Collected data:
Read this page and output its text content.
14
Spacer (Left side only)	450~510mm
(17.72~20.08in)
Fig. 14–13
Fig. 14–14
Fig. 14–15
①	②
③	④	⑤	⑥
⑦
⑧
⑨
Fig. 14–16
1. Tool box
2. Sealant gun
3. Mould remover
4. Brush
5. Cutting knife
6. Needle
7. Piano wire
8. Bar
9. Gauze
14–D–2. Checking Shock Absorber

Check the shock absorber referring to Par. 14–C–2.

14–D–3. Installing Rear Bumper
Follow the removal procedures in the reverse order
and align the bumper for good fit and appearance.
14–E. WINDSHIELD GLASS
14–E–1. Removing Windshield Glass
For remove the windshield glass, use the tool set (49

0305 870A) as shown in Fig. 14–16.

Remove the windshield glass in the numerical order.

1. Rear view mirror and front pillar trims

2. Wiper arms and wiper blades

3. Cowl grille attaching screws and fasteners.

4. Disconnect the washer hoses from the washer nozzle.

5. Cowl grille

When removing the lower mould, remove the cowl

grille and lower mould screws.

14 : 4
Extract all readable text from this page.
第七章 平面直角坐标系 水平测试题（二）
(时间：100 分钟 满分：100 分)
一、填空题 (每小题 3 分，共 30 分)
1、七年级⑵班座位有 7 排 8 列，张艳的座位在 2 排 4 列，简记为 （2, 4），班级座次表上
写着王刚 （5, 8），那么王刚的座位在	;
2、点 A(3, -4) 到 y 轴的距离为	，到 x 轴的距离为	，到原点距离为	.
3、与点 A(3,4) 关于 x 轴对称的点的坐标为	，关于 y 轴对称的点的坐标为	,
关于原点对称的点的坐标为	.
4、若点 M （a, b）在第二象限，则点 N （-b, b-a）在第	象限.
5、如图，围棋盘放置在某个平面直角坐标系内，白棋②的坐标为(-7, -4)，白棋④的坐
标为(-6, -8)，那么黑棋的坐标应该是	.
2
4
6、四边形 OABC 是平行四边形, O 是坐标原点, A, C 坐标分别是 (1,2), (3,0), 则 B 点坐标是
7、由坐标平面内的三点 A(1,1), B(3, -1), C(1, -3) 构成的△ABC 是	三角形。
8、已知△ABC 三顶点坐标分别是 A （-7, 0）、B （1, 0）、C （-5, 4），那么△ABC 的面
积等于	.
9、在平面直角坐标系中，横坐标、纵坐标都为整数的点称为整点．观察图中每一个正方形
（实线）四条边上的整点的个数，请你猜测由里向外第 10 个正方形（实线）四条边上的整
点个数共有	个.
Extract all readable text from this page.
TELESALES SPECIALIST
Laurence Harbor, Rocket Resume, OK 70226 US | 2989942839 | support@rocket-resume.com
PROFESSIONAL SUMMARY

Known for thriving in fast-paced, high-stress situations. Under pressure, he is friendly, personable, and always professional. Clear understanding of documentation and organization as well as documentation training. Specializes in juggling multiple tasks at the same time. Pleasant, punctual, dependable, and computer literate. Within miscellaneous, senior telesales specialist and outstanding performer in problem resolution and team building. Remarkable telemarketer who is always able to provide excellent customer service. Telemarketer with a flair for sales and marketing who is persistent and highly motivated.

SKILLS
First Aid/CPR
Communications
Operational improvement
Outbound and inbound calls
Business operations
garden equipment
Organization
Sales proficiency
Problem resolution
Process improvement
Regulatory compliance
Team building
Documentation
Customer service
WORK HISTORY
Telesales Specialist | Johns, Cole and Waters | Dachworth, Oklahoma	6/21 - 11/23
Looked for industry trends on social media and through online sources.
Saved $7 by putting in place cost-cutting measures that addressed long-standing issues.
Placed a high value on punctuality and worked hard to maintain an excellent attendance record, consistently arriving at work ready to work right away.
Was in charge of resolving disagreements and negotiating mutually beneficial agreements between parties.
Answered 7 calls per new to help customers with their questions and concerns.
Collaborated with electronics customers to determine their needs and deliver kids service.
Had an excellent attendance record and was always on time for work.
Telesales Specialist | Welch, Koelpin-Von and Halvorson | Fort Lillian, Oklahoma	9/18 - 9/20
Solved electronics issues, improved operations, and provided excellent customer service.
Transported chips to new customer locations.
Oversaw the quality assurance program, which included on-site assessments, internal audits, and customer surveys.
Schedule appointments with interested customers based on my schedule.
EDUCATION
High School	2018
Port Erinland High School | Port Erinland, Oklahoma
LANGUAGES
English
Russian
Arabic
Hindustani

Exercise objective
Would you restate each of the entries word for word?

Solution to this exercise
Read this page and output its text content.
14
Spacer (Left side only)	450~510mm
(17.72~20.08in)
Fig. 14–13
Fig. 14–14
Fig. 14–15
①	②
③	④	⑤	⑥
⑦
⑧
⑨
Fig. 14–16
1. Tool box
2. Sealant gun
3. Mould remover
4. Brush
5. Cutting knife
6. Needle
7. Piano wire
8. Bar
9. Gauze
14–D–2. Checking Shock Absorber

Check the shock absorber referring to Par. 14–C–2.

14–D–3. Installing Rear Bumper
Follow the removal procedures in the reverse order
and align the bumper for good fit and appearance.
14–E. WINDSHIELD GLASS
14–E–1. Removing Windshield Glass
For remove the windshield glass, use the tool set (49

0305 870A) as shown in Fig. 14–16.

Remove the windshield glass in the numerical order.

1. Rear view mirror and front pillar trims

2. Wiper arms and wiper blades

3. Cowl grille attaching screws and fasteners.

4. Disconnect the washer hoses from the washer nozzle.

5. Cowl grille

When removing the lower mould, remove the cowl

grille and lower mould screws.

14 : 4
Extract all readable text from this page.
第七章 平面直角坐标系 水平测试题（二）
(时间：100 分钟 满分：100 分)
一、填空题 (每小题 3 分，共 30 分)
1、七年级⑵班座位有 7 排 8 列，张艳的座位在 2 排 4 列，简记为 （2, 4），班级座次表上
写着王刚 （5, 8），那么王刚的座位在	;
2、点 A(3, -4) 到 y 轴的距离为	，到 x 轴的距离为	，到原点距离为	.
3、与点 A(3,4) 关于 x 轴对称的点的坐标为	，关于 y 轴对称的点的坐标为	,
关于原点对称的点的坐标为	.
4、若点 M （a, b）在第二象限，则点 N （-b, b-a）在第	象限.
5、如图，围棋盘放置在某个平面直角坐标系内，白棋②的坐标为(-7, -4)，白棋④的坐
标为(-6, -8)，那么黑棋的坐标应该是	.
2
4
6、四边形 OABC 是平行四边形, O 是坐标原点, A, C 坐标分别是 (1,2), (3,0), 则 B 点坐标是
7、由坐标平面内的三点 A(1,1), B(3, -1), C(1, -3) 构成的△ABC 是	三角形。
8、已知△ABC 三顶点坐标分别是 A （-7, 0）、B （1, 0）、C （-5, 4），那么△ABC 的面
积等于	.
9、在平面直角坐标系中，横坐标、纵坐标都为整数的点称为整点．观察图中每一个正方形
（实线）四条边上的整点的个数，请你猜测由里向外第 10 个正方形（实线）四条边上的整
点个数共有	个.
Extract all readable text from this page.
TELESALES SPECIALIST
Laurence Harbor, Rocket Resume, OK 70226 US | 2989942839 | support@rocket-resume.com
PROFESSIONAL SUMMARY

Known for thriving in fast-paced, high-stress situations. Under pressure, he is friendly, personable, and always professional. Clear understanding of documentation and organization as well as documentation training. Specializes in juggling multiple tasks at the same time. Pleasant, punctual, dependable, and computer literate. Within miscellaneous, senior telesales specialist and outstanding performer in problem resolution and team building. Remarkable telemarketer who is always able to provide excellent customer service. Telemarketer with a flair for sales and marketing who is persistent and highly motivated.

SKILLS
First Aid/CPR
Communications
Operational improvement
Outbound and inbound calls
Business operations
garden equipment
Organization
Sales proficiency
Problem resolution
Process improvement
Regulatory compliance
Team building
Documentation
Customer service
WORK HISTORY
Telesales Specialist | Johns, Cole and Waters | Dachworth, Oklahoma	6/21 - 11/23
Looked for industry trends on social media and through online sources.
Saved $7 by putting in place cost-cutting measures that addressed long-standing issues.
Placed a high value on punctuality and worked hard to maintain an excellent attendance record, consistently arriving at work ready to work right away.
Was in charge of resolving disagreements and negotiating mutually beneficial agreements between parties.
Answered 7 calls per new to help customers with their questions and concerns.
Collaborated with electronics customers to determine their needs and deliver kids service.
Had an excellent attendance record and was always on time for work.
Telesales Specialist | Welch, Koelpin-Von and Halvorson | Fort Lillian, Oklahoma	9/18 - 9/20
Solved electronics issues, improved operations, and provided excellent customer service.
Transported chips to new customer locations.
Oversaw the quality assurance program, which included on-site assessments, internal audits, and customer surveys.
Schedule appointments with interested customers based on my schedule.
EDUCATION
High School	2018
Port Erinland High School | Port Erinland, Oklahoma
LANGUAGES
English
Russian
Arabic
Hindustani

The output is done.